> [Requirement]:
Copy out every line exactly, passing over the pictures.

> [Supplied material]:
________
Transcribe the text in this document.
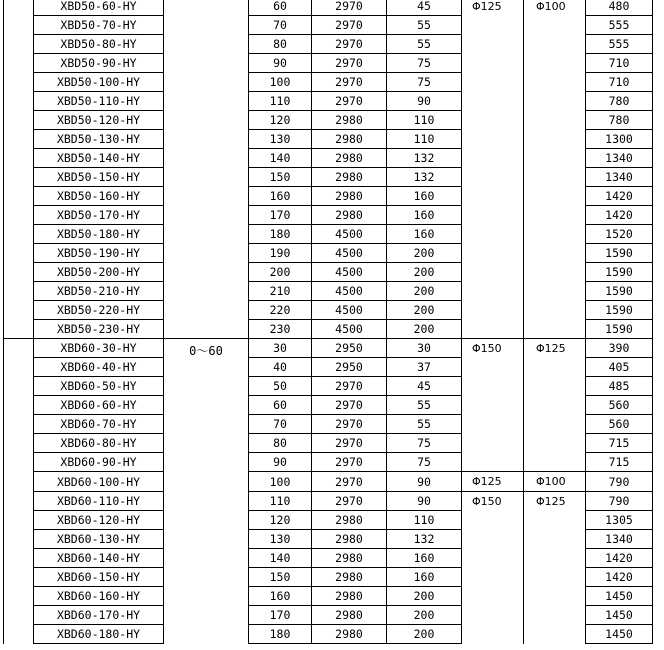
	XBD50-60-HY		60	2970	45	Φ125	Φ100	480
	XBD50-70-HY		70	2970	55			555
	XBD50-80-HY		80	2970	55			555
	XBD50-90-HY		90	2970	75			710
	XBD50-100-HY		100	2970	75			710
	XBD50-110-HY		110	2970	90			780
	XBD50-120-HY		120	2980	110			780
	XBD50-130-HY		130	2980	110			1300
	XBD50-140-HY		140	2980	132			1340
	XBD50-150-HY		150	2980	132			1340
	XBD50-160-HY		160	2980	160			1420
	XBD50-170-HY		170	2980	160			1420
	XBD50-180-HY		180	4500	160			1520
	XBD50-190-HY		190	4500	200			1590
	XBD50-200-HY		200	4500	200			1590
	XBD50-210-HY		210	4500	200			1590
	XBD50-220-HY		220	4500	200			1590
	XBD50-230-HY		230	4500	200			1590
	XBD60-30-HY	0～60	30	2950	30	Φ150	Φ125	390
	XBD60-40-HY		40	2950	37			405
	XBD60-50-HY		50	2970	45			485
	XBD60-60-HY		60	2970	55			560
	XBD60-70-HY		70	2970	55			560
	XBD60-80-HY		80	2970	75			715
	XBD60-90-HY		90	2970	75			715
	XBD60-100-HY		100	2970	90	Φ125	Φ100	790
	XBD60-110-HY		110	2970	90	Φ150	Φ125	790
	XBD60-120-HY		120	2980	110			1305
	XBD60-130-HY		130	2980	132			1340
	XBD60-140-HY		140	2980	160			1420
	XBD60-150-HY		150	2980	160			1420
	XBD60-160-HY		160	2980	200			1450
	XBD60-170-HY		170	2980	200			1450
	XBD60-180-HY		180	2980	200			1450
________
> [Answer in full]:
Transcribe the text in this document.
	XBD50-60-HY		60	2970	45	Φ125	Φ100	480
	XBD50-70-HY		70	2970	55			555
	XBD50-80-HY		80	2970	55			555
	XBD50-90-HY		90	2970	75			710
	XBD50-100-HY		100	2970	75			710
	XBD50-110-HY		110	2970	90			780
	XBD50-120-HY		120	2980	110			780
	XBD50-130-HY		130	2980	110			1300
	XBD50-140-HY		140	2980	132			1340
	XBD50-150-HY		150	2980	132			1340
	XBD50-160-HY		160	2980	160			1420
	XBD50-170-HY		170	2980	160			1420
	XBD50-180-HY		180	4500	160			1520
	XBD50-190-HY		190	4500	200			1590
	XBD50-200-HY		200	4500	200			1590
	XBD50-210-HY		210	4500	200			1590
	XBD50-220-HY		220	4500	200			1590
	XBD50-230-HY		230	4500	200			1590
	XBD60-30-HY	0～60	30	2950	30	Φ150	Φ125	390
	XBD60-40-HY		40	2950	37			405
	XBD60-50-HY		50	2970	45			485
	XBD60-60-HY		60	2970	55			560
	XBD60-70-HY		70	2970	55			560
	XBD60-80-HY		80	2970	75			715
	XBD60-90-HY		90	2970	75			715
	XBD60-100-HY		100	2970	90	Φ125	Φ100	790
	XBD60-110-HY		110	2970	90	Φ150	Φ125	790
	XBD60-120-HY		120	2980	110			1305
	XBD60-130-HY		130	2980	132			1340
	XBD60-140-HY		140	2980	160			1420
	XBD60-150-HY		150	2980	160			1420
	XBD60-160-HY		160	2980	200			1450
	XBD60-170-HY		170	2980	200			1450
	XBD60-180-HY		180	2980	200			1450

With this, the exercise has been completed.